YOUR TASK: Print the data word for word from its first line down to the line containing "- quarantine-notice-icon: Quarantine", with both of those lines included and nothing after them.

EXTRACTED INFORMATION:
%%
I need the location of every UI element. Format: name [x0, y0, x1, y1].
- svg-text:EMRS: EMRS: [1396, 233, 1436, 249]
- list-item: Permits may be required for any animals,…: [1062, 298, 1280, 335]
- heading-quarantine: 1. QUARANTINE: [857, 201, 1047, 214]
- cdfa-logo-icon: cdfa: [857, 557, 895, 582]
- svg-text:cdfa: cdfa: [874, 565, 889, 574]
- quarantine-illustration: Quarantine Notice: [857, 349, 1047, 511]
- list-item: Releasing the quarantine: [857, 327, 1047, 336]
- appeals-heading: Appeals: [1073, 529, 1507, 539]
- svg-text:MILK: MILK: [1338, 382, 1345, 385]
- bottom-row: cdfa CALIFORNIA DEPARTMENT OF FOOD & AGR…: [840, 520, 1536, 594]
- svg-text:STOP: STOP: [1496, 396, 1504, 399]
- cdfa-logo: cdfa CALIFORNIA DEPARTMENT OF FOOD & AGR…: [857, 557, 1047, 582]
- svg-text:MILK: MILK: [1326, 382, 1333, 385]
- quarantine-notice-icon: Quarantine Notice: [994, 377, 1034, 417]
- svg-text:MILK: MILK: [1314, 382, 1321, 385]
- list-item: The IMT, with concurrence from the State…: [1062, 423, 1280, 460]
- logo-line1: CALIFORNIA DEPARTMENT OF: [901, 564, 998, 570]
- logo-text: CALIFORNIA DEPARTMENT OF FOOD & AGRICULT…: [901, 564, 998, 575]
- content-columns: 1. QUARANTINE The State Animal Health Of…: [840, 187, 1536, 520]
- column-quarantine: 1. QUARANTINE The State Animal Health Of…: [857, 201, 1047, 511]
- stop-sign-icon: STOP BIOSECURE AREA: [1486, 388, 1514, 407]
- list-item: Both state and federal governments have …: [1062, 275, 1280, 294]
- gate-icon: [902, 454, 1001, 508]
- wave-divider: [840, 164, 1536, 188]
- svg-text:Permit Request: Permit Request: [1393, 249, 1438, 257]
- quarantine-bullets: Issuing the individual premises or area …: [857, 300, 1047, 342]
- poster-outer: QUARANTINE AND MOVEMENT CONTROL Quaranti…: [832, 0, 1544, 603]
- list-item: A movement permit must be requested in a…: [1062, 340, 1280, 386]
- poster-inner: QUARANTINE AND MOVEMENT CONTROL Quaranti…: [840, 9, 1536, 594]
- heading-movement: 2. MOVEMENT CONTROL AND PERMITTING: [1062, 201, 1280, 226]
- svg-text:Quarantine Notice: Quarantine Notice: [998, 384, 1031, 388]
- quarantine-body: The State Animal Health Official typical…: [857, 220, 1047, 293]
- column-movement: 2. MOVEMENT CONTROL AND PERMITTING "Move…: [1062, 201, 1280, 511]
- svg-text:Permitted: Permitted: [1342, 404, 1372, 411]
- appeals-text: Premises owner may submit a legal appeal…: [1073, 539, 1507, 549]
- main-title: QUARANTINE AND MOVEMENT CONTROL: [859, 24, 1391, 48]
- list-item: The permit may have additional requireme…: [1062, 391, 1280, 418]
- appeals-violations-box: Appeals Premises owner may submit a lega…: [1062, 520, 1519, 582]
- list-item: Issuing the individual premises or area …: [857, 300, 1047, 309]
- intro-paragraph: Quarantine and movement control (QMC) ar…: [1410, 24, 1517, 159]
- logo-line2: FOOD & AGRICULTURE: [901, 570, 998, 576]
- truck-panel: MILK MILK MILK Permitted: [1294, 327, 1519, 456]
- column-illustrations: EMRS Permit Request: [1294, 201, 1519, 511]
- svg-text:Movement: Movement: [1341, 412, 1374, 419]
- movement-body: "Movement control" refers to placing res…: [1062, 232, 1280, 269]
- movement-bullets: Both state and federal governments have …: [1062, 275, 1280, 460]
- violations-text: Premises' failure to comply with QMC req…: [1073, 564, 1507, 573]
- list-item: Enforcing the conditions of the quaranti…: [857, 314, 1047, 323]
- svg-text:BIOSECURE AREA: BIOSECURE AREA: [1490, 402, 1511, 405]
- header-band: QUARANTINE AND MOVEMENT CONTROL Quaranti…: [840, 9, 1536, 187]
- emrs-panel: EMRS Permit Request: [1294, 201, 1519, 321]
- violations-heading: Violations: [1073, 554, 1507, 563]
%%
COMPLETE ANSWER:
I need the location of every UI element. Format: name [x0, y0, x1, y1].
- svg-text:EMRS: EMRS: [1396, 233, 1436, 249]
- list-item: Permits may be required for any animals,…: [1062, 298, 1280, 335]
- heading-quarantine: 1. QUARANTINE: [857, 201, 1047, 214]
- cdfa-logo-icon: cdfa: [857, 557, 895, 582]
- svg-text:cdfa: cdfa: [874, 565, 889, 574]
- quarantine-illustration: Quarantine Notice: [857, 349, 1047, 511]
- list-item: Releasing the quarantine: [857, 327, 1047, 336]
- appeals-heading: Appeals: [1073, 529, 1507, 539]
- svg-text:MILK: MILK: [1338, 382, 1345, 385]
- bottom-row: cdfa CALIFORNIA DEPARTMENT OF FOOD & AGR…: [840, 520, 1536, 594]
- svg-text:STOP: STOP: [1496, 396, 1504, 399]
- cdfa-logo: cdfa CALIFORNIA DEPARTMENT OF FOOD & AGR…: [857, 557, 1047, 582]
- svg-text:MILK: MILK: [1326, 382, 1333, 385]
- quarantine-notice-icon: Quarantine Notice: [994, 377, 1034, 417]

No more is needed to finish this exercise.